=== RECORDS SHOWN ===

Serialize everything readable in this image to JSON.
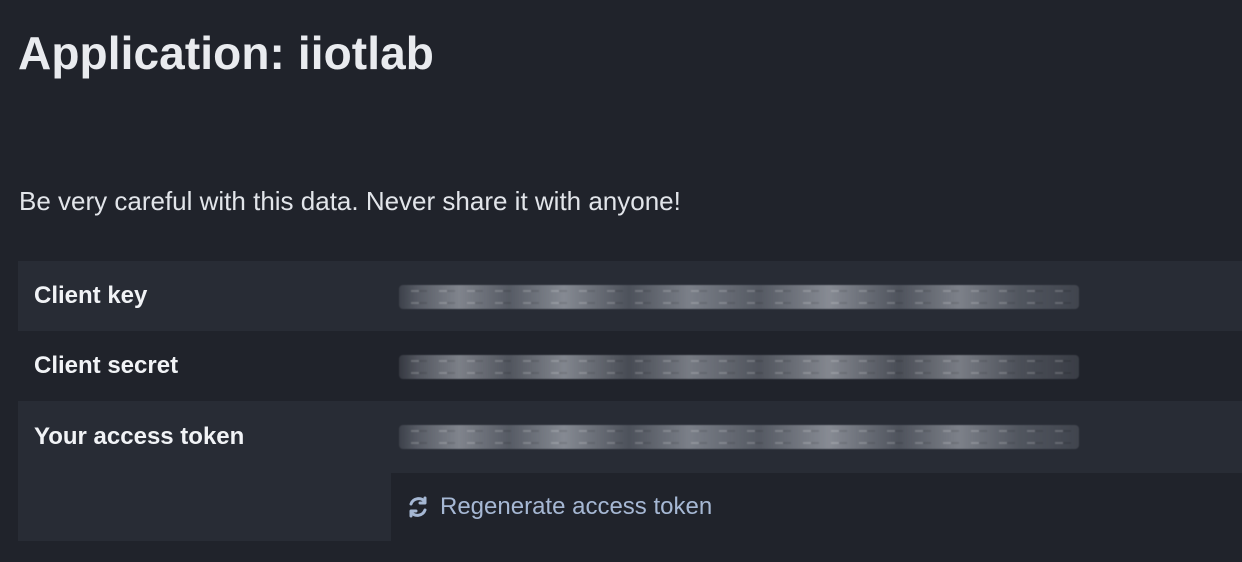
{
  "page": {
    "title": "Application: iiotlab",
    "warning": "Be very careful with this data. Never share it with anyone!"
  },
  "credentials": {
    "client_key": {
      "label": "Client key"
    },
    "client_secret": {
      "label": "Client secret"
    },
    "access_token": {
      "label": "Your access token",
      "action_label": "Regenerate access token"
    }
  },
  "icons": {
    "regenerate": "refresh-icon"
  },
  "colors": {
    "background": "#20232b",
    "row_background": "#282c35",
    "primary_text": "#e9ebef",
    "link": "#a6b8d4"
  }
}
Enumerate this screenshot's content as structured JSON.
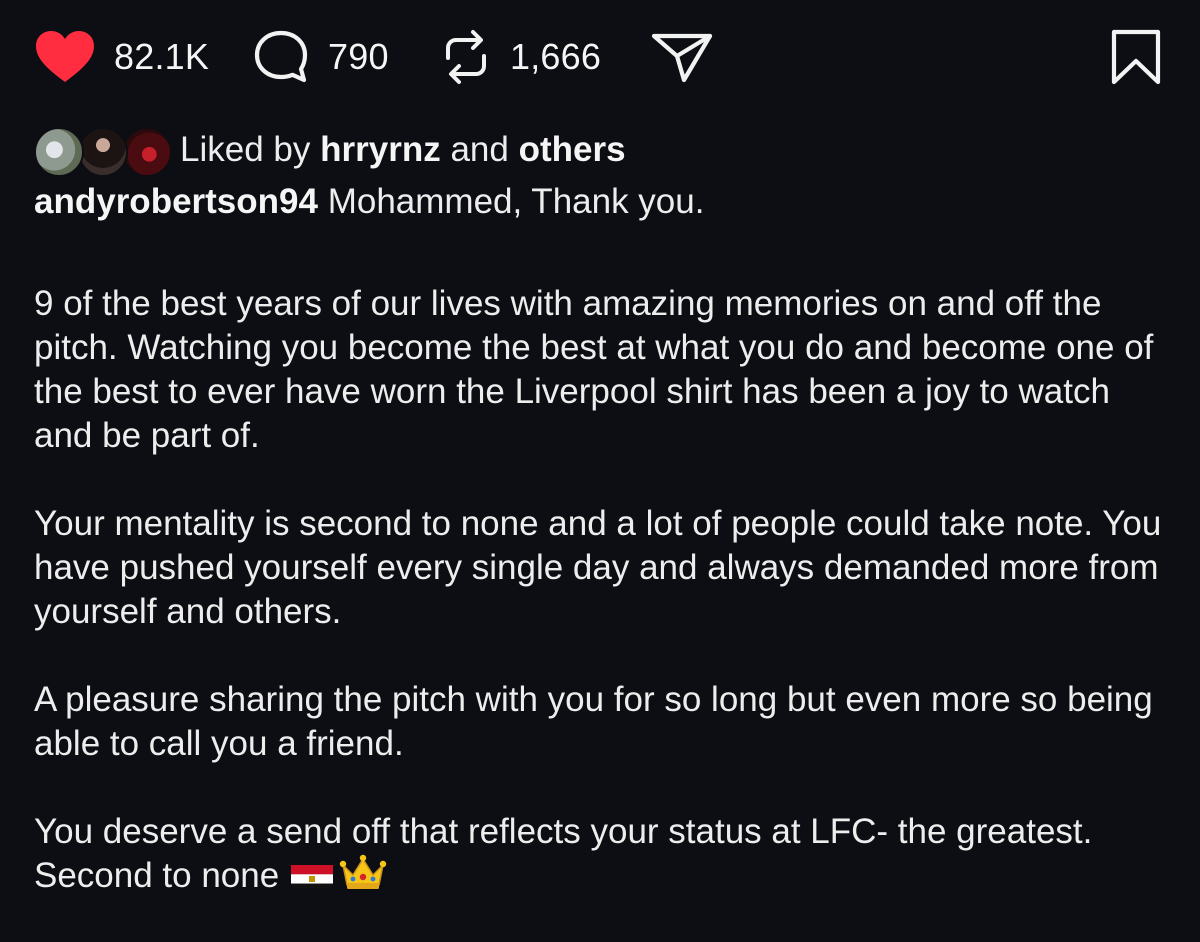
{
  "actions": {
    "likes": "82.1K",
    "comments": "790",
    "reposts": "1,666",
    "like_color": "#ff2d3f"
  },
  "liked_by": {
    "prefix": "Liked by",
    "user": "hrryrnz",
    "conjunction": "and",
    "others": "others"
  },
  "caption": {
    "username": "andyrobertson94",
    "first_line": "Mohammed, Thank you.",
    "paragraphs": [
      "9 of the best years of our lives with amazing memories on and off the pitch. Watching you become the best at what you do and become one of the best to ever have worn the Liverpool shirt has been a joy to watch and be part of.",
      "Your mentality is second to none and a lot of people could take note. You have pushed yourself every single day and always demanded more from yourself and others.",
      "A pleasure sharing the pitch with you for so long but even more so being able to call you a friend.",
      "You deserve a send off that reflects your status at LFC- the greatest. Second to none"
    ],
    "emojis": [
      "egypt-flag-icon",
      "crown-icon"
    ]
  }
}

===

Retype word for word the span of lines above that begins with the line containing "Enumerate this screenshot's" and ends with the last line of the records; skip all pictures.

Enumerate this screenshot's content as structured JSON.
{
  "actions": {
    "likes": "82.1K",
    "comments": "790",
    "reposts": "1,666",
    "like_color": "#ff2d3f"
  },
  "liked_by": {
    "prefix": "Liked by",
    "user": "hrryrnz",
    "conjunction": "and",
    "others": "others"
  },
  "caption": {
    "username": "andyrobertson94",
    "first_line": "Mohammed, Thank you.",
    "paragraphs": [
      "9 of the best years of our lives with amazing memories on and off the pitch. Watching you become the best at what you do and become one of the best to ever have worn the Liverpool shirt has been a joy to watch and be part of.",
      "Your mentality is second to none and a lot of people could take note. You have pushed yourself every single day and always demanded more from yourself and others.",
      "A pleasure sharing the pitch with you for so long but even more so being able to call you a friend.",
      "You deserve a send off that reflects your status at LFC- the greatest. Second to none"
    ],
    "emojis": [
      "egypt-flag-icon",
      "crown-icon"
    ]
  }
}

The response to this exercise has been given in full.